▸ Material to process
[Start]
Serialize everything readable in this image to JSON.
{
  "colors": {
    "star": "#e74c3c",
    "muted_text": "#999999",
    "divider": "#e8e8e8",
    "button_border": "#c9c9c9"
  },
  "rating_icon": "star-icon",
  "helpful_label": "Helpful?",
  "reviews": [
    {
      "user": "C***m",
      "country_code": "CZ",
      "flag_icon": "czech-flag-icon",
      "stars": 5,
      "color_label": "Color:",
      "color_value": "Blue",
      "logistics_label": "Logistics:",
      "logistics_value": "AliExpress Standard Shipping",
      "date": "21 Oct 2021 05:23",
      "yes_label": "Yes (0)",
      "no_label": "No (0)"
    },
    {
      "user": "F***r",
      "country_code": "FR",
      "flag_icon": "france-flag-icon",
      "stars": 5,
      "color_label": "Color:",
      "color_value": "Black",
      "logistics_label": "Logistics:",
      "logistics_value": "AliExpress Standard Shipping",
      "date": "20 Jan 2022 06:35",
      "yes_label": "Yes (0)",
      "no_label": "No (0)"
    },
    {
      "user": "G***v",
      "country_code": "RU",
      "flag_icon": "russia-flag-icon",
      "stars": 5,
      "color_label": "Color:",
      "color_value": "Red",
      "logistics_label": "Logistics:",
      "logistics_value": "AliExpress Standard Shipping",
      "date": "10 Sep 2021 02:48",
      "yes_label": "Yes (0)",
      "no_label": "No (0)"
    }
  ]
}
[End]
▸ Objective
Of the lines above, how many contain the word "icon"? Provide the number and nothing else.

▸ Answer
4